Extracted information:
┄┄┄┄┄┄┄┄┄┄
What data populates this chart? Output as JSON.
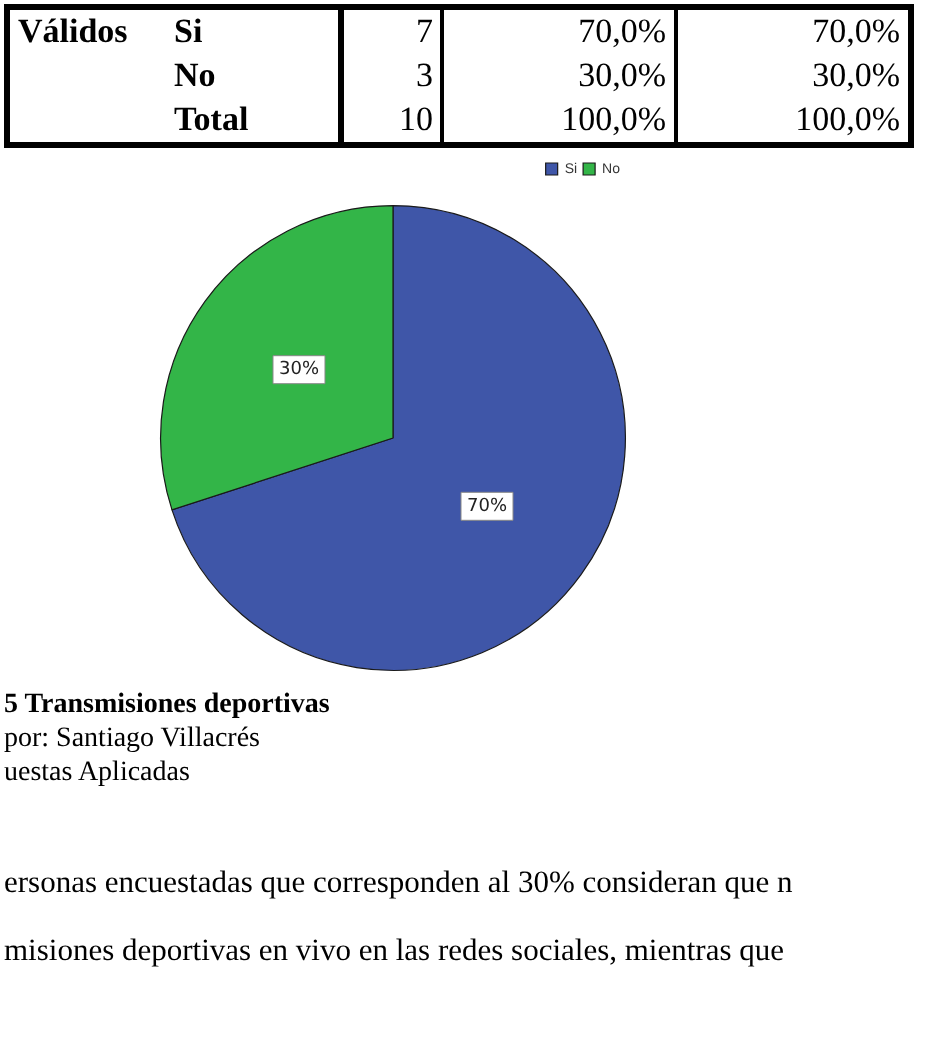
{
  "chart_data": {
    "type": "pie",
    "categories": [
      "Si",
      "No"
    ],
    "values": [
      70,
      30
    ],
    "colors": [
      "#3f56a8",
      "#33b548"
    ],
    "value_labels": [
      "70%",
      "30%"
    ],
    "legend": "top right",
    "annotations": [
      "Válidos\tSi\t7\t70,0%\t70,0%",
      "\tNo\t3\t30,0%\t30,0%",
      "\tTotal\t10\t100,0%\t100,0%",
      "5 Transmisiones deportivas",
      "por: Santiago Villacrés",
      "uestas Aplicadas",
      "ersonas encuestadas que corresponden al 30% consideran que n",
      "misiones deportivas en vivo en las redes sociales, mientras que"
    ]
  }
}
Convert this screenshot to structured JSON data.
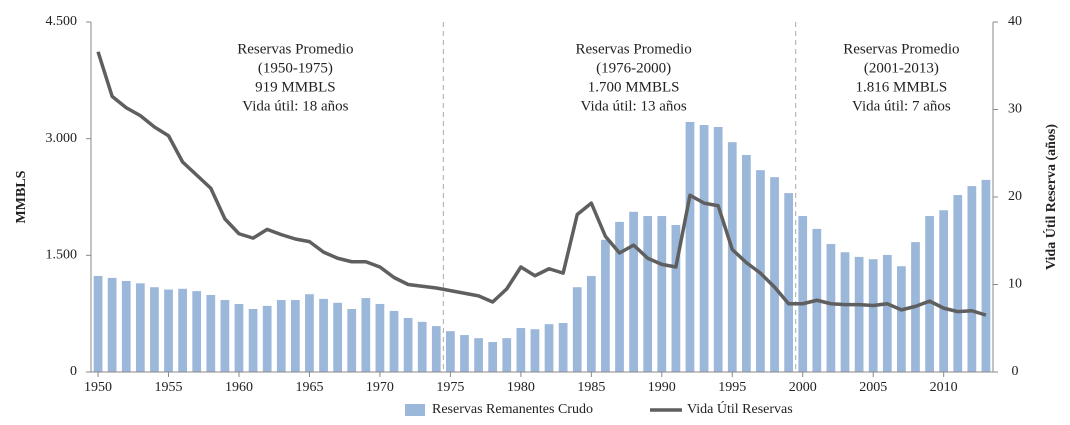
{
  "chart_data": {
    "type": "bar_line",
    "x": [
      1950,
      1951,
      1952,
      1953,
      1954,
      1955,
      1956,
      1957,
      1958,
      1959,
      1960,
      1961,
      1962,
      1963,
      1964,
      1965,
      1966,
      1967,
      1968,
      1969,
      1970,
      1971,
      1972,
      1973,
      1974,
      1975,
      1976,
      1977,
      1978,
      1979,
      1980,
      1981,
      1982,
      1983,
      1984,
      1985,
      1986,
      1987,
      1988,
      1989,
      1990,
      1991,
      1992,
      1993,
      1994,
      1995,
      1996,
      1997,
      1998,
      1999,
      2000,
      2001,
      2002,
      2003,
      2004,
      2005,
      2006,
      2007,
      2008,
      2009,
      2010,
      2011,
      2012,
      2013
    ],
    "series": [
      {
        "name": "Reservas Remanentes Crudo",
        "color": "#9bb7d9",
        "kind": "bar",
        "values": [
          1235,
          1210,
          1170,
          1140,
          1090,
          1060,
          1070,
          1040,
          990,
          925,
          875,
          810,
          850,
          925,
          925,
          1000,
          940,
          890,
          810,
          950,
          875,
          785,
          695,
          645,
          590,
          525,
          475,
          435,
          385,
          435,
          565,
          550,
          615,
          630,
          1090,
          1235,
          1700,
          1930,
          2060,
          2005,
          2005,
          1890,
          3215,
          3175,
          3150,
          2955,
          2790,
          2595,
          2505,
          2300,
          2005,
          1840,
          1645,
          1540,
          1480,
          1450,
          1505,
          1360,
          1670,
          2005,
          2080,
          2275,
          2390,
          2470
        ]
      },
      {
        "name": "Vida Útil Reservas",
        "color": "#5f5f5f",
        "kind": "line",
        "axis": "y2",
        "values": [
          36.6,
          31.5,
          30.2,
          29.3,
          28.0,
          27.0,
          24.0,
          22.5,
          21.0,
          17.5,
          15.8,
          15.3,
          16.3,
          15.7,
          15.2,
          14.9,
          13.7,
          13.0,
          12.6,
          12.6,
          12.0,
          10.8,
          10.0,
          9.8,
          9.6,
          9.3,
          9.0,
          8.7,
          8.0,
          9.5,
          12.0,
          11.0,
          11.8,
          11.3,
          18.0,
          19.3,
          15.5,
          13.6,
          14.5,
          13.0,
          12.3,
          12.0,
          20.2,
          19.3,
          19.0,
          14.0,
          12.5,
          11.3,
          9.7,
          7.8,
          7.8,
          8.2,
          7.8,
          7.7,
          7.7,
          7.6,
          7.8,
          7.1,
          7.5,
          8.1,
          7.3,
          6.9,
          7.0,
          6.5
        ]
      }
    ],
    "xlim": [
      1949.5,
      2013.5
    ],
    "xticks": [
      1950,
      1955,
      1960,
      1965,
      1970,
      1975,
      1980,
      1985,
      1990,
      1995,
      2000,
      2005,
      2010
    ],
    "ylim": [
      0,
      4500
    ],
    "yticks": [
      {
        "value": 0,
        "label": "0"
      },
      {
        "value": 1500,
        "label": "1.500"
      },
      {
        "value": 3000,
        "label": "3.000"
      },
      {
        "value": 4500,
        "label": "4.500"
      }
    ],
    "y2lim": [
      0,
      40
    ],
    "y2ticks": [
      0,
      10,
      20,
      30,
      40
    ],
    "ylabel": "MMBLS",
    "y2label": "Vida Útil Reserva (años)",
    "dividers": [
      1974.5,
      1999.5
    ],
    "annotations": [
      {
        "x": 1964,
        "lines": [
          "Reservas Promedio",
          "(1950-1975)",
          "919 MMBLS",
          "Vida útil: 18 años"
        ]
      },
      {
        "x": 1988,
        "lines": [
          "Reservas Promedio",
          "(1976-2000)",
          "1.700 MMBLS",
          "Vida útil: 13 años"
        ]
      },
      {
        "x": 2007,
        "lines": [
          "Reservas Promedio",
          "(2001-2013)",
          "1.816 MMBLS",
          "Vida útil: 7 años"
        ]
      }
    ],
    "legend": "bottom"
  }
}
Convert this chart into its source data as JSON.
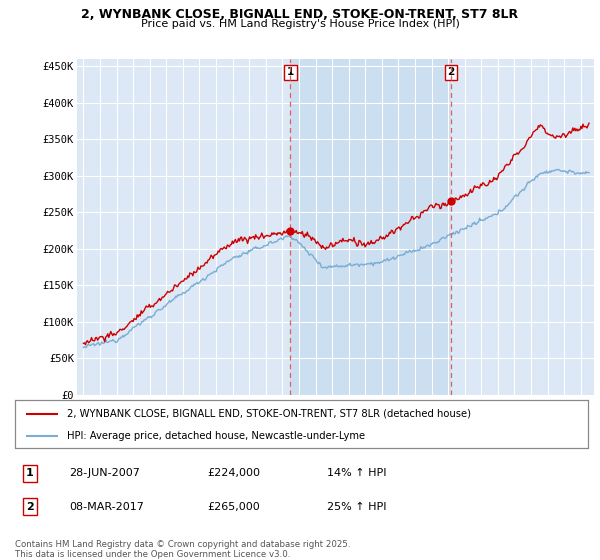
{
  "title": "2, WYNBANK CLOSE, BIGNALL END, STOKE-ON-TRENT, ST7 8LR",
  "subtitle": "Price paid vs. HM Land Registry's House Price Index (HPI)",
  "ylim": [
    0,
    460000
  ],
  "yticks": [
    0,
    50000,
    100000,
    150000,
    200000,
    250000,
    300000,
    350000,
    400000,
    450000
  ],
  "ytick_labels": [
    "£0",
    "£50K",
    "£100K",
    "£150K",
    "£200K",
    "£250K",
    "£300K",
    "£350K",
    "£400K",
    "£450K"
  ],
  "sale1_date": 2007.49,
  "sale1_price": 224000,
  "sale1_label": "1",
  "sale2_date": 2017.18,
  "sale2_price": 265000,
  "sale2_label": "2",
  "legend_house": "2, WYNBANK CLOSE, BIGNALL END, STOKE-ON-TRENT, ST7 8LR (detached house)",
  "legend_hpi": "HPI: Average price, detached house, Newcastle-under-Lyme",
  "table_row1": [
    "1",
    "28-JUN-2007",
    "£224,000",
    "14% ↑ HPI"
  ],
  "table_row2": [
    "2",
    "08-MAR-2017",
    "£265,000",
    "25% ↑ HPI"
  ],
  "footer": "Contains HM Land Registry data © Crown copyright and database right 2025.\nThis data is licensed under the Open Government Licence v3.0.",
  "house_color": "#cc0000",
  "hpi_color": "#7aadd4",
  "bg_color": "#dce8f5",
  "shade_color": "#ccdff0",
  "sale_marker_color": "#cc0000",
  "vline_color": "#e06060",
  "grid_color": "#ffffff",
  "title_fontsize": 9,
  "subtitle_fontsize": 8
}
┄┄┄┄┄┄┄┄┄┄
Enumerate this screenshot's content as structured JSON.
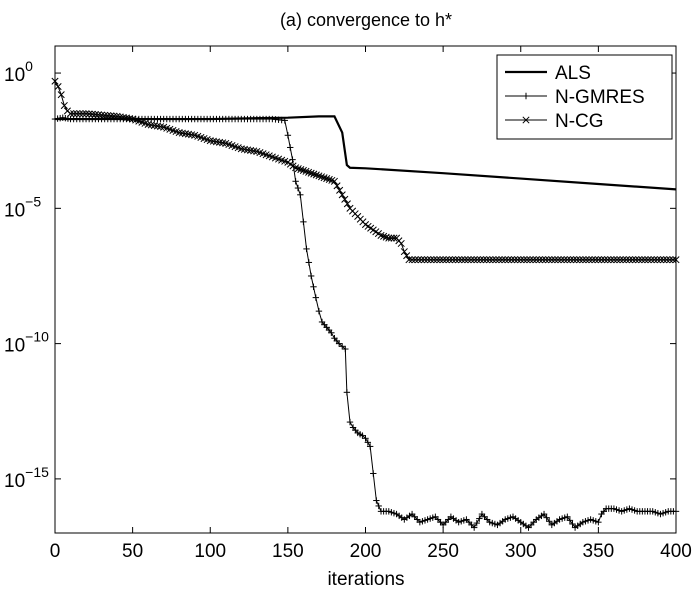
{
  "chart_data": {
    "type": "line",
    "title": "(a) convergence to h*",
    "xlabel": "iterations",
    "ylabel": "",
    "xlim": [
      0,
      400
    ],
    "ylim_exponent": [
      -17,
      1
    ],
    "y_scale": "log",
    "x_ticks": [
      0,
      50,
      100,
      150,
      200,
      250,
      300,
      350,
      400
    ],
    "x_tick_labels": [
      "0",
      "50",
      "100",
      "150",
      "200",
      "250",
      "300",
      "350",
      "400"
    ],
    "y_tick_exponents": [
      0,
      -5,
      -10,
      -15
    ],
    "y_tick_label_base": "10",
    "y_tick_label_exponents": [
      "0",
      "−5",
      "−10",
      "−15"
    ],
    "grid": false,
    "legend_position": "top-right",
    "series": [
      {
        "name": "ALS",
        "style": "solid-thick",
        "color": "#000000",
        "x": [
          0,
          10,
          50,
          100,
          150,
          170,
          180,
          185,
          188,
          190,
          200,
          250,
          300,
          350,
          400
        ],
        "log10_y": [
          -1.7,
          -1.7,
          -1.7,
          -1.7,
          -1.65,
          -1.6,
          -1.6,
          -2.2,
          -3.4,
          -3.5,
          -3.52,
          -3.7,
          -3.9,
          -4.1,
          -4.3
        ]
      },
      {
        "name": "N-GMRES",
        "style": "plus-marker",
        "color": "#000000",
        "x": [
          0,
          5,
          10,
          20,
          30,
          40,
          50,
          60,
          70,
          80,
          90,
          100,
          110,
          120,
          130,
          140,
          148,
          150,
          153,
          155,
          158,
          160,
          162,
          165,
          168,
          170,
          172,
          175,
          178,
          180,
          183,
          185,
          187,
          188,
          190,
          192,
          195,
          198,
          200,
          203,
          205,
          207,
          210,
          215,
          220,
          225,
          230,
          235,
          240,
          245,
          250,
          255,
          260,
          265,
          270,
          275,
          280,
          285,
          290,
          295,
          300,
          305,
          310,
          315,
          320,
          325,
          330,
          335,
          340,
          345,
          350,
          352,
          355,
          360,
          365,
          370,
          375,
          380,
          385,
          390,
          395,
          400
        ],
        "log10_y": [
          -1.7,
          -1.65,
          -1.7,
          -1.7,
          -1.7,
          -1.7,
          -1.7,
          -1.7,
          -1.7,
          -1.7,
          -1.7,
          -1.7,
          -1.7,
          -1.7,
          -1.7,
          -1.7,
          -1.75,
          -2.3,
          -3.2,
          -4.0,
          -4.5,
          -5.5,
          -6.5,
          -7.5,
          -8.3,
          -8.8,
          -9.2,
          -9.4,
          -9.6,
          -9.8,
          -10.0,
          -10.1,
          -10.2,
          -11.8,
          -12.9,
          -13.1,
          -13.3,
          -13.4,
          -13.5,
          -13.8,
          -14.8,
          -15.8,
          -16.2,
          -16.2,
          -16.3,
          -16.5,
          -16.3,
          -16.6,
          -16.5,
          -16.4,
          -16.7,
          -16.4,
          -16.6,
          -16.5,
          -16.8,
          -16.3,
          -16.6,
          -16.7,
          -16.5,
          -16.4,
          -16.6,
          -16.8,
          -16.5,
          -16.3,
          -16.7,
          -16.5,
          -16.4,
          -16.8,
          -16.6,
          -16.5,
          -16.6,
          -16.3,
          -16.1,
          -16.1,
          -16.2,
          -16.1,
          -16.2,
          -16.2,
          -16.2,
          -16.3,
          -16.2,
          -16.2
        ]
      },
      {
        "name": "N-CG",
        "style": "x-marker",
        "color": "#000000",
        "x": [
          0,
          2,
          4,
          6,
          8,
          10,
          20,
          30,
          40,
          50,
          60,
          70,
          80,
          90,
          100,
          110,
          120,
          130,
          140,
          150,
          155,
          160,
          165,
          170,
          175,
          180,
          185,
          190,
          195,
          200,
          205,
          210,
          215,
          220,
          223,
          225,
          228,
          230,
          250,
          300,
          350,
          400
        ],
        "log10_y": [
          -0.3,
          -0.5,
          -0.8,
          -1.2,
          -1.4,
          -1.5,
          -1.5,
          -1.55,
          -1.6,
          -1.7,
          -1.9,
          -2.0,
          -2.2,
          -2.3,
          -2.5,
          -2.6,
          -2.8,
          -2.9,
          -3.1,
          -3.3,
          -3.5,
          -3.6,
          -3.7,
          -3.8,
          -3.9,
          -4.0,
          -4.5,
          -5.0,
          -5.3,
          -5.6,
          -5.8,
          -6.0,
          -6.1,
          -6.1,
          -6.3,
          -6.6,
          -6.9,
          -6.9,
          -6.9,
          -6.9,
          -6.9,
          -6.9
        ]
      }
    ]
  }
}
┄┄┄┄┄┄┄┄┄┄
Exercise details:
Leave out every line without the string "name" and copy the rest.

Written response:
        "name": "Reservas Remanentes Crudo",
        "name": "Vida Útil Reservas",
        "name": "ALS",
        "name": "N-GMRES",
        "name": "N-CG",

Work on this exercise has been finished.